What is asked >> Look for "ἡμῖν" in the listing below. Gather each line that contains it.

Task inputs >>
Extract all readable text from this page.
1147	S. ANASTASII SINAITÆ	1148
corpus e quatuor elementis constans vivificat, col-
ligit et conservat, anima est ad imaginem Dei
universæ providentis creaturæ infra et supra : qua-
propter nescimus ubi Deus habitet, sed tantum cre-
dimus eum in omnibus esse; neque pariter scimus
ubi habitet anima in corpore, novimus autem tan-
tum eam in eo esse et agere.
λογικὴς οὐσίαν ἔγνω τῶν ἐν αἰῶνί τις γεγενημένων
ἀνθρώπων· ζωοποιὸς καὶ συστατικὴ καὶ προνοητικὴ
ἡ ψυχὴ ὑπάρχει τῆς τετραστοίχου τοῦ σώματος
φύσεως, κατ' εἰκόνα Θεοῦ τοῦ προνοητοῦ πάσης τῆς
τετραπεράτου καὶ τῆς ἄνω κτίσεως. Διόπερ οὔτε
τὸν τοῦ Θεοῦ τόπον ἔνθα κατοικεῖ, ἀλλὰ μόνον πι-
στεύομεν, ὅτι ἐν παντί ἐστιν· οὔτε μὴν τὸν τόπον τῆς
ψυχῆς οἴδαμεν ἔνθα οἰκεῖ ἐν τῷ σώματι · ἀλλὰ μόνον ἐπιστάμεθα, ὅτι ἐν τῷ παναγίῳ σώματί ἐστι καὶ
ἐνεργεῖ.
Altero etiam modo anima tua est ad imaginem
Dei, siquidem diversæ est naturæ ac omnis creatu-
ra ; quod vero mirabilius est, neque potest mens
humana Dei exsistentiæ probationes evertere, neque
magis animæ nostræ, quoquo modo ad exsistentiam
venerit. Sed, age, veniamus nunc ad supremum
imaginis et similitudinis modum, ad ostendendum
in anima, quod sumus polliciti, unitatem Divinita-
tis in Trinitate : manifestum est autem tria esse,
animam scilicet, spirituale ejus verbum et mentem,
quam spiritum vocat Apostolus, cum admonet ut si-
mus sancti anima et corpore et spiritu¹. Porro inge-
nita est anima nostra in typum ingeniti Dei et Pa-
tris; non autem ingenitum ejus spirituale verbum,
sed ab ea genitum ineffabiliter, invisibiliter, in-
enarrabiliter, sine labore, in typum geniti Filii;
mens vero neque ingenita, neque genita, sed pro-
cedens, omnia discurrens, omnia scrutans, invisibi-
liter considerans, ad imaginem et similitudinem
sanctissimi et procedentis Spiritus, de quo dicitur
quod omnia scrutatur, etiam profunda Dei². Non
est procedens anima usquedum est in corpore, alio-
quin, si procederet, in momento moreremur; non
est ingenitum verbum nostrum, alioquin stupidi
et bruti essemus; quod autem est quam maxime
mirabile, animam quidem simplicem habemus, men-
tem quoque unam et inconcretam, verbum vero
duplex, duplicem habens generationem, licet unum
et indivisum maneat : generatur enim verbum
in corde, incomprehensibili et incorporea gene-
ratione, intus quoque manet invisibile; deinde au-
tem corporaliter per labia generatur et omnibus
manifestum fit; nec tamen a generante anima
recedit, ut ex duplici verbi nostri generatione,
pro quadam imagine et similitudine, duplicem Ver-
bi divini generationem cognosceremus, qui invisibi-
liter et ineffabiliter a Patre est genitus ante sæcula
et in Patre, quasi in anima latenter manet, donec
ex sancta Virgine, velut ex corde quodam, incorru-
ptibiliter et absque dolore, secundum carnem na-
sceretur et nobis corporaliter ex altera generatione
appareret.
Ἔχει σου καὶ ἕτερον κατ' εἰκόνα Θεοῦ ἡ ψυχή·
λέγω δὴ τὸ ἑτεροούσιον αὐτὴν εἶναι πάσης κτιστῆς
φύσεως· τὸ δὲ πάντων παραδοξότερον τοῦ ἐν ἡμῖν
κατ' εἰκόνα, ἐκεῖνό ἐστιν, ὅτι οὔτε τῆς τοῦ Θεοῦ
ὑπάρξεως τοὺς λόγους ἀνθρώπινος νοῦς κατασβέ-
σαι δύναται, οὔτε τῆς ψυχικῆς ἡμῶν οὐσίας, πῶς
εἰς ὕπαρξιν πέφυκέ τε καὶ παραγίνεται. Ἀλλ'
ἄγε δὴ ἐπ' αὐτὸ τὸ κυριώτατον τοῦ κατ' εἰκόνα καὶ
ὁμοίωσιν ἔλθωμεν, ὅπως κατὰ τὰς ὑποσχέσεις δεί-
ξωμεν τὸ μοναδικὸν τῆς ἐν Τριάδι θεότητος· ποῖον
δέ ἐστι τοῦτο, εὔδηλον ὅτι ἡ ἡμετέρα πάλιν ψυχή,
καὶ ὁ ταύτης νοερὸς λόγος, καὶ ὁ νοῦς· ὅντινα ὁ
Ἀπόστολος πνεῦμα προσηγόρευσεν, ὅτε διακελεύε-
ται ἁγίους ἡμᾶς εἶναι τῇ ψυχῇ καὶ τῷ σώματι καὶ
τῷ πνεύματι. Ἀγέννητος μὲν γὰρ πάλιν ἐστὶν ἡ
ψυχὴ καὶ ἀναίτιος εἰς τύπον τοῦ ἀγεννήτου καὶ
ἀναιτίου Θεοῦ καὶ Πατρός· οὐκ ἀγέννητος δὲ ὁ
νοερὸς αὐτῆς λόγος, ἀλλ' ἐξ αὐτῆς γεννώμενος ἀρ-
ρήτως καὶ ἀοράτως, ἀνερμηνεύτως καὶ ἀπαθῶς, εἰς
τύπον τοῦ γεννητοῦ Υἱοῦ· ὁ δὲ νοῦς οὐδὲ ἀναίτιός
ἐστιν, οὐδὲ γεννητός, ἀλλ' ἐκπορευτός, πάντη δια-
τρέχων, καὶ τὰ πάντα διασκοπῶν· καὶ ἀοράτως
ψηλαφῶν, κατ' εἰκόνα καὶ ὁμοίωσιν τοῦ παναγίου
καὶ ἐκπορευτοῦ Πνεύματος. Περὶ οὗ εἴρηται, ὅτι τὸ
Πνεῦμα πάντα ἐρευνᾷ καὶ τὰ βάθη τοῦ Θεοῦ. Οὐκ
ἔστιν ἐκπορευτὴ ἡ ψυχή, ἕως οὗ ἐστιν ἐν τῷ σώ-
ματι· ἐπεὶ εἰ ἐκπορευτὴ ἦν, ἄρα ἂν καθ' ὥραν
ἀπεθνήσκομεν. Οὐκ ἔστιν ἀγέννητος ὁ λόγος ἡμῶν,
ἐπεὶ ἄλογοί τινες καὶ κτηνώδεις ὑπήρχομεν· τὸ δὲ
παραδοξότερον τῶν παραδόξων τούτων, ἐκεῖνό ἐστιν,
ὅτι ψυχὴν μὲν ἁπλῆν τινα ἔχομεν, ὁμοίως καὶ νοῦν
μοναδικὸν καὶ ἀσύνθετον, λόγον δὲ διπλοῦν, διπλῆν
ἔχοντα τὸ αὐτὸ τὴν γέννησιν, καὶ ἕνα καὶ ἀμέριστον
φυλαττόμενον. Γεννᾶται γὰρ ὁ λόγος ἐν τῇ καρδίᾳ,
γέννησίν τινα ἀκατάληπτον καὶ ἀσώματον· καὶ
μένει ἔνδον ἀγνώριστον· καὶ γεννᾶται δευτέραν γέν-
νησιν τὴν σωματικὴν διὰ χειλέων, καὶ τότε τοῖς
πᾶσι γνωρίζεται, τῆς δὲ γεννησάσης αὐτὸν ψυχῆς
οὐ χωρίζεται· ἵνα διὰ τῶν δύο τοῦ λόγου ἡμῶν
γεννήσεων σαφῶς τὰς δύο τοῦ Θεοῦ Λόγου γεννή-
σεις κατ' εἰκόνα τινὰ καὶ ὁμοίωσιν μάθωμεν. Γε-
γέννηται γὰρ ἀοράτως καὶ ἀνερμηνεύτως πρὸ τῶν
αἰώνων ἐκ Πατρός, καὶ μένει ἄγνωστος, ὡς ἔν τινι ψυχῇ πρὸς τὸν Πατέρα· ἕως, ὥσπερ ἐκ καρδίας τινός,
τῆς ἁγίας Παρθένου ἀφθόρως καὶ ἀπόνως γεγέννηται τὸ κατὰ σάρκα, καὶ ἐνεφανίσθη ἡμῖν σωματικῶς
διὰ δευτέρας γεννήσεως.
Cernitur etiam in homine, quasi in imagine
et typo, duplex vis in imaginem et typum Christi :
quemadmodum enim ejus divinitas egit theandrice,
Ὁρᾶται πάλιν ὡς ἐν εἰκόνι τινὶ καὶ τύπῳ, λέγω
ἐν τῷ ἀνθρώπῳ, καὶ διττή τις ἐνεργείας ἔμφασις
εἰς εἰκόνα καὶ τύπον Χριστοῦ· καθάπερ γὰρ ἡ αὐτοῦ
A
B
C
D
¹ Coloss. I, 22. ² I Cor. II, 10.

Correct result >>
φύσεως· τὸ δὲ πάντων παραδοξότερον τοῦ ἐν ἡμῖν
τῆς ἁγίας Παρθένου ἀφθόρως καὶ ἀπόνως γεγέννηται τὸ κατὰ σάρκα, καὶ ἐνεφανίσθη ἡμῖν σωματικῶς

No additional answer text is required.